| ENTRIES |
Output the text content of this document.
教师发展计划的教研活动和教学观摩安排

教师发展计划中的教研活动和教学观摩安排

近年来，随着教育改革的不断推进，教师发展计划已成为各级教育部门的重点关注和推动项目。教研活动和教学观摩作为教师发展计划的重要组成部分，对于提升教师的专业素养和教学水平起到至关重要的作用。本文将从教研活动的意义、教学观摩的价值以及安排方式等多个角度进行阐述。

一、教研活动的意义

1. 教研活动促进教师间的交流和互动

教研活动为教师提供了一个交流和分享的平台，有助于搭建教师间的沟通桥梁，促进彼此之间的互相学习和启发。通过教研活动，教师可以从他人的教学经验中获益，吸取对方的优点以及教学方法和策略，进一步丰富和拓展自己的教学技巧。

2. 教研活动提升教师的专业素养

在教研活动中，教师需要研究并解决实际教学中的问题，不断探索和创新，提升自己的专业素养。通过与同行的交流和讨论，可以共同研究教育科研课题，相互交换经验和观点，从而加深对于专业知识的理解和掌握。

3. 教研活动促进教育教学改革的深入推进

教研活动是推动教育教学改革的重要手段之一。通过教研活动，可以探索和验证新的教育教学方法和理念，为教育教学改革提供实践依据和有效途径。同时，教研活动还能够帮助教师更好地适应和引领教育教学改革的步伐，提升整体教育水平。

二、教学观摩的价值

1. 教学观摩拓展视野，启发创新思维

| TASK |
Set down the listing above in full, please, exactly as it appears.

| FINISHED TASK |
Output the text content of this document.
教师发展计划的教研活动和教学观摩安排

教师发展计划中的教研活动和教学观摩安排

近年来，随着教育改革的不断推进，教师发展计划已成为各级教育部门的重点关注和推动项目。教研活动和教学观摩作为教师发展计划的重要组成部分，对于提升教师的专业素养和教学水平起到至关重要的作用。本文将从教研活动的意义、教学观摩的价值以及安排方式等多个角度进行阐述。

一、教研活动的意义

1. 教研活动促进教师间的交流和互动

教研活动为教师提供了一个交流和分享的平台，有助于搭建教师间的沟通桥梁，促进彼此之间的互相学习和启发。通过教研活动，教师可以从他人的教学经验中获益，吸取对方的优点以及教学方法和策略，进一步丰富和拓展自己的教学技巧。

2. 教研活动提升教师的专业素养

在教研活动中，教师需要研究并解决实际教学中的问题，不断探索和创新，提升自己的专业素养。通过与同行的交流和讨论，可以共同研究教育科研课题，相互交换经验和观点，从而加深对于专业知识的理解和掌握。

3. 教研活动促进教育教学改革的深入推进

教研活动是推动教育教学改革的重要手段之一。通过教研活动，可以探索和验证新的教育教学方法和理念，为教育教学改革提供实践依据和有效途径。同时，教研活动还能够帮助教师更好地适应和引领教育教学改革的步伐，提升整体教育水平。

二、教学观摩的价值

1. 教学观摩拓展视野，启发创新思维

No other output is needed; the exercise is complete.